#### [Problem to work on]
Write the data out again exactly, with no pictures.

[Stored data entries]
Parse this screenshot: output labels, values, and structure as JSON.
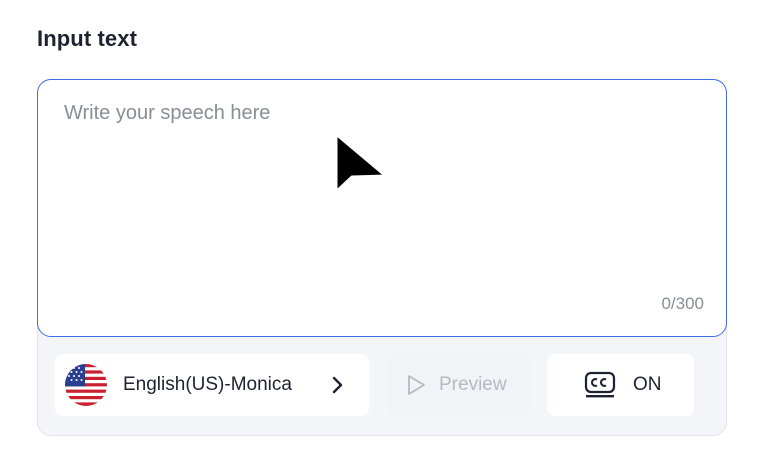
{
  "section": {
    "title": "Input text"
  },
  "editor": {
    "placeholder": "Write your speech here",
    "value": "",
    "char_count": "0/300",
    "accent_color": "#3f6fe6"
  },
  "voice": {
    "label": "English(US)-Monica",
    "flag_icon": "us-flag-icon",
    "chevron_icon": "chevron-right-icon"
  },
  "preview": {
    "label": "Preview",
    "icon": "play-icon",
    "disabled": true
  },
  "captions": {
    "label": "ON",
    "icon": "closed-captions-icon"
  }
}
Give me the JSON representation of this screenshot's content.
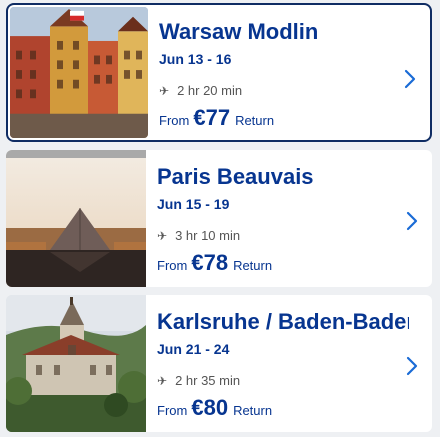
{
  "flights": [
    {
      "destination": "Warsaw Modlin",
      "dates": "Jun 13 - 16",
      "duration": "2 hr 20 min",
      "from_label": "From",
      "price": "€77",
      "trip_type": "Return",
      "image": "warsaw-old-town-photo",
      "selected": true
    },
    {
      "destination": "Paris Beauvais",
      "dates": "Jun 15 - 19",
      "duration": "3 hr 10 min",
      "from_label": "From",
      "price": "€78",
      "trip_type": "Return",
      "image": "louvre-pyramid-photo",
      "selected": false
    },
    {
      "destination": "Karlsruhe / Baden-Baden",
      "dates": "Jun 21 - 24",
      "duration": "2 hr 35 min",
      "from_label": "From",
      "price": "€80",
      "trip_type": "Return",
      "image": "baden-baden-church-photo",
      "selected": false
    }
  ],
  "icons": {
    "duration": "plane-icon",
    "chevron": "chevron-right-icon"
  },
  "colors": {
    "brand_blue": "#073590",
    "selected_border": "#0f2c63",
    "chevron_blue": "#1a6bd6"
  }
}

#### [Written reply]
Parse this screenshot: output labels, values, and structure as JSON.
{
  "section": {
    "title": "Input text"
  },
  "editor": {
    "placeholder": "Write your speech here",
    "value": "",
    "char_count": "0/300",
    "accent_color": "#3f6fe6"
  },
  "voice": {
    "label": "English(US)-Monica",
    "flag_icon": "us-flag-icon",
    "chevron_icon": "chevron-right-icon"
  },
  "preview": {
    "label": "Preview",
    "icon": "play-icon",
    "disabled": true
  },
  "captions": {
    "label": "ON",
    "icon": "closed-captions-icon"
  }
}
Give me the JSON representation of this screenshot's content.
{
  "flights": [
    {
      "destination": "Warsaw Modlin",
      "dates": "Jun 13 - 16",
      "duration": "2 hr 20 min",
      "from_label": "From",
      "price": "€77",
      "trip_type": "Return",
      "image": "warsaw-old-town-photo",
      "selected": true
    },
    {
      "destination": "Paris Beauvais",
      "dates": "Jun 15 - 19",
      "duration": "3 hr 10 min",
      "from_label": "From",
      "price": "€78",
      "trip_type": "Return",
      "image": "louvre-pyramid-photo",
      "selected": false
    },
    {
      "destination": "Karlsruhe / Baden-Baden",
      "dates": "Jun 21 - 24",
      "duration": "2 hr 35 min",
      "from_label": "From",
      "price": "€80",
      "trip_type": "Return",
      "image": "baden-baden-church-photo",
      "selected": false
    }
  ],
  "icons": {
    "duration": "plane-icon",
    "chevron": "chevron-right-icon"
  },
  "colors": {
    "brand_blue": "#073590",
    "selected_border": "#0f2c63",
    "chevron_blue": "#1a6bd6"
  }
}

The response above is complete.